## [Rows]
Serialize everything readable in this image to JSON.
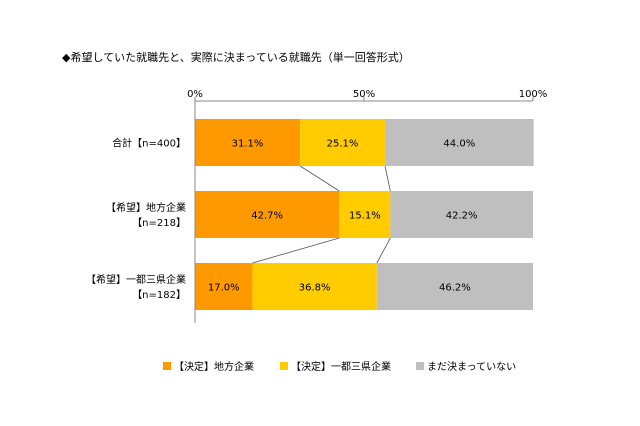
{
  "title": "◆希望していた就職先と、実際に決まっている就職先（単一回答形式）",
  "chart_data": {
    "type": "bar",
    "stacked": true,
    "orientation": "horizontal",
    "percent_stacked": true,
    "xlim": [
      0,
      100
    ],
    "x_ticks": [
      "0%",
      "50%",
      "100%"
    ],
    "categories": [
      [
        "合計【n=400】"
      ],
      [
        "【希望】地方企業",
        "【n=218】"
      ],
      [
        "【希望】一都三県企業",
        "【n=182】"
      ]
    ],
    "series": [
      {
        "name": "【決定】地方企業",
        "color": "#FF9900",
        "values": [
          31.1,
          42.7,
          17.0
        ],
        "labels": [
          "31.1%",
          "42.7%",
          "17.0%"
        ]
      },
      {
        "name": "【決定】一都三県企業",
        "color": "#FFCC00",
        "values": [
          25.1,
          15.1,
          36.8
        ],
        "labels": [
          "25.1%",
          "15.1%",
          "36.8%"
        ]
      },
      {
        "name": "まだ決まっていない",
        "color": "#BFBFBF",
        "values": [
          44.0,
          42.2,
          46.2
        ],
        "labels": [
          "44.0%",
          "42.2%",
          "46.2%"
        ]
      }
    ],
    "grid": false,
    "legend_position": "bottom",
    "connector_lines": true
  }
}
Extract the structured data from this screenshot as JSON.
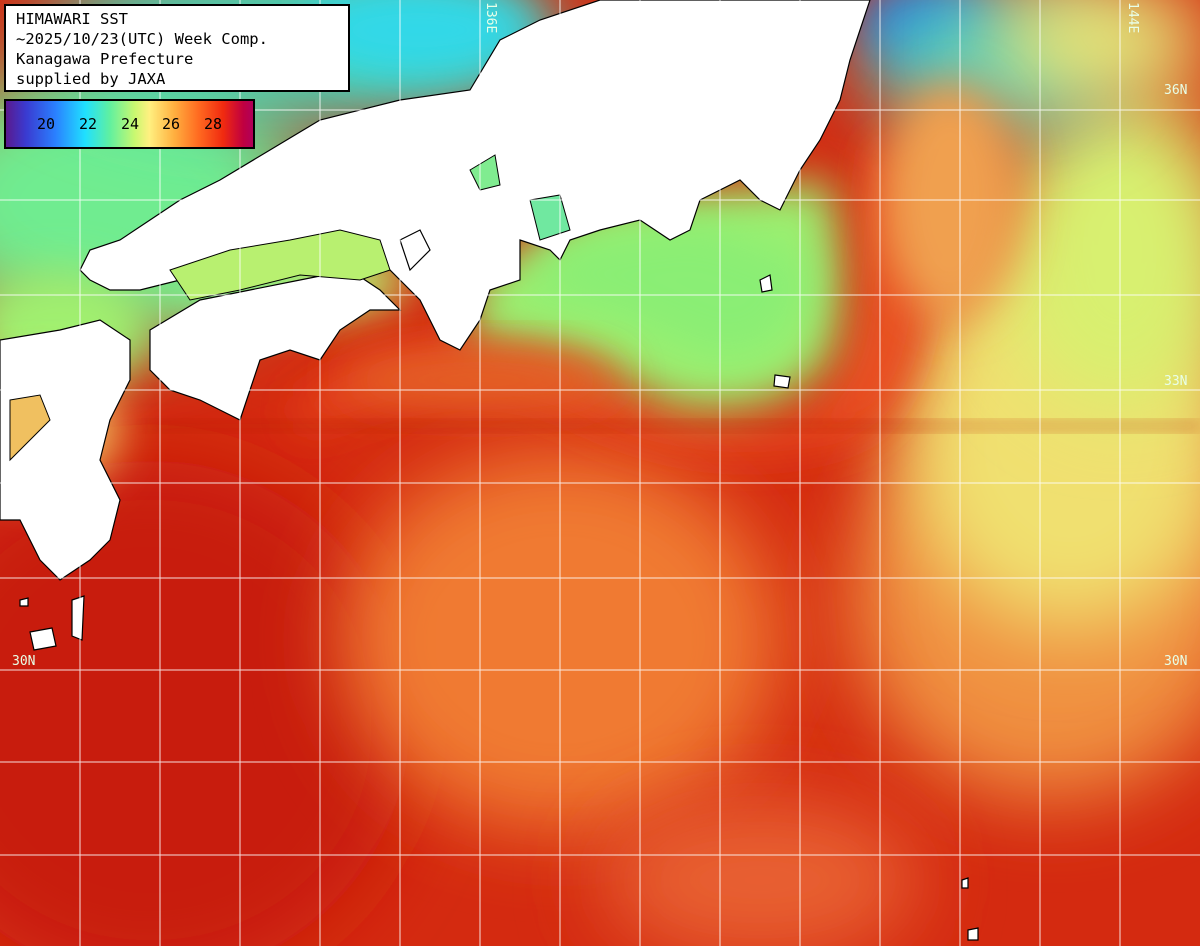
{
  "header": {
    "line1": "HIMAWARI SST",
    "line2": "~2025/10/23(UTC) Week Comp.",
    "line3": "Kanagawa Prefecture",
    "line4": "supplied by JAXA"
  },
  "colorbar": {
    "ticks": [
      "20",
      "22",
      "24",
      "26",
      "28"
    ]
  },
  "grid_labels": {
    "lon_136": "136E",
    "lon_144": "144E",
    "lat_36_right": "36N",
    "lat_33_right": "33N",
    "lat_30_left": "30N",
    "lat_30_right": "30N"
  },
  "colors": {
    "land": "#ffffff",
    "coast": "#000000",
    "grid": "#ffffff",
    "warm": "#d42a10",
    "cool": "#9cf070"
  }
}
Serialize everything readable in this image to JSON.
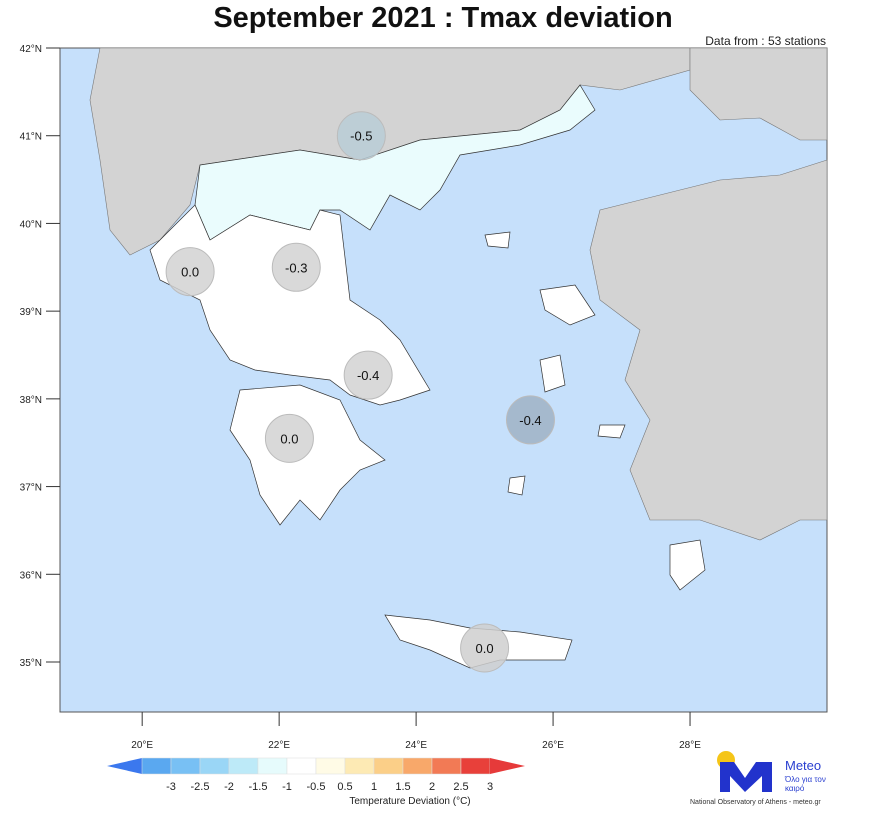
{
  "title": "September 2021 : Tmax deviation",
  "subtitle": "Data from : 53 stations",
  "map": {
    "lon_range": [
      18.8,
      30.0
    ],
    "lat_range": [
      34.43,
      42.0
    ],
    "lon_ticks": [
      "20°E",
      "22°E",
      "24°E",
      "26°E",
      "28°E"
    ],
    "lat_ticks": [
      "42°N",
      "41°N",
      "40°N",
      "39°N",
      "38°N",
      "37°N",
      "36°N",
      "35°N"
    ],
    "colors": {
      "sea": "#c6e0fb",
      "land_other": "#d3d3d3",
      "greece_neutral": "#ffffff",
      "greece_neg": "#eafcfd"
    },
    "regions": [
      {
        "value": "-0.5",
        "lon": 23.2,
        "lat": 41.0,
        "color": "#b9ccd6"
      },
      {
        "value": "0.0",
        "lon": 20.7,
        "lat": 39.45,
        "color": "#d2d2d2"
      },
      {
        "value": "-0.3",
        "lon": 22.25,
        "lat": 39.5,
        "color": "#d2d2d2"
      },
      {
        "value": "-0.4",
        "lon": 23.3,
        "lat": 38.27,
        "color": "#d2d2d2"
      },
      {
        "value": "0.0",
        "lon": 22.15,
        "lat": 37.55,
        "color": "#d2d2d2"
      },
      {
        "value": "-0.4",
        "lon": 25.67,
        "lat": 37.76,
        "color": "#9fb1c4"
      },
      {
        "value": "0.0",
        "lon": 25.0,
        "lat": 35.16,
        "color": "#cfcfcf"
      }
    ]
  },
  "colorbar": {
    "label": "Temperature Deviation (°C)",
    "ticks": [
      "-3",
      "-2.5",
      "-2",
      "-1.5",
      "-1",
      "-0.5",
      "0.5",
      "1",
      "1.5",
      "2",
      "2.5",
      "3"
    ],
    "colors": [
      "#3b78ee",
      "#5aa8f0",
      "#78c0f4",
      "#9ad6f6",
      "#bdeaf8",
      "#e6fbfc",
      "#ffffff",
      "#fffbe6",
      "#fdeab4",
      "#fbcf88",
      "#f8a86a",
      "#f27a55",
      "#e8403a",
      "#e63a3a"
    ]
  },
  "logo": {
    "name": "Meteo",
    "tagline": "Όλο για τον καιρό",
    "org": "National Observatory of Athens - meteo.gr",
    "blue": "#2233cc",
    "yellow": "#f5c518"
  }
}
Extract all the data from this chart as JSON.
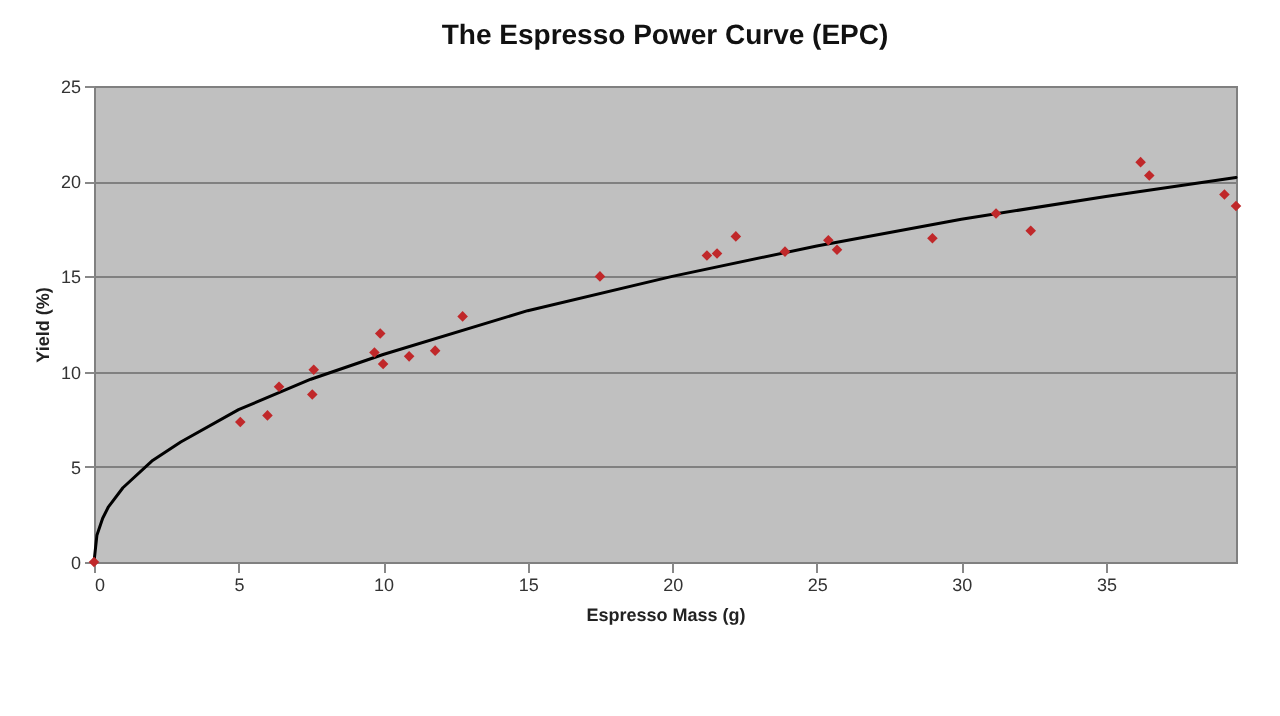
{
  "chart_data": {
    "type": "scatter",
    "title": "The Espresso Power Curve (EPC)",
    "xlabel": "Espresso Mass (g)",
    "ylabel": "Yield (%)",
    "xlim": [
      0,
      39.5
    ],
    "xticks": [
      0,
      5,
      10,
      15,
      20,
      25,
      30,
      35
    ],
    "ylim": [
      0,
      25
    ],
    "yticks": [
      0,
      5,
      10,
      15,
      20,
      25
    ],
    "grid": "y",
    "marker": "diamond",
    "legend": false,
    "series": [
      {
        "type": "scatter",
        "color": "#c0282a",
        "x": [
          0,
          5.06,
          6.0,
          6.4,
          7.55,
          7.6,
          9.7,
          9.9,
          10.0,
          10.9,
          11.8,
          12.75,
          17.5,
          21.2,
          21.55,
          22.2,
          23.9,
          25.4,
          25.7,
          29.0,
          31.2,
          32.4,
          36.2,
          36.5,
          39.1,
          39.5
        ],
        "values": [
          0,
          7.35,
          7.7,
          9.2,
          8.8,
          10.1,
          11.0,
          12.0,
          10.4,
          10.8,
          11.1,
          12.9,
          15.0,
          16.1,
          16.2,
          17.1,
          16.3,
          16.9,
          16.4,
          17.0,
          18.3,
          17.4,
          21.0,
          20.3,
          19.3,
          18.7
        ]
      },
      {
        "type": "line",
        "color": "#000000",
        "marker": "none",
        "x": [
          0,
          0.1,
          0.3,
          0.5,
          1,
          2,
          3,
          5,
          7.5,
          10,
          15,
          20,
          25,
          30,
          35,
          39.5
        ],
        "values": [
          0,
          1.4,
          2.3,
          2.9,
          3.9,
          5.3,
          6.3,
          8.0,
          9.6,
          10.9,
          13.2,
          15.0,
          16.6,
          18.0,
          19.2,
          20.2
        ]
      }
    ]
  }
}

## [Given exercise]
Check each line of the records above for "true", and copy those that have it.

## [Task result]
    "stacked": true,
    "percent_stacked": true,
    "connector_lines": true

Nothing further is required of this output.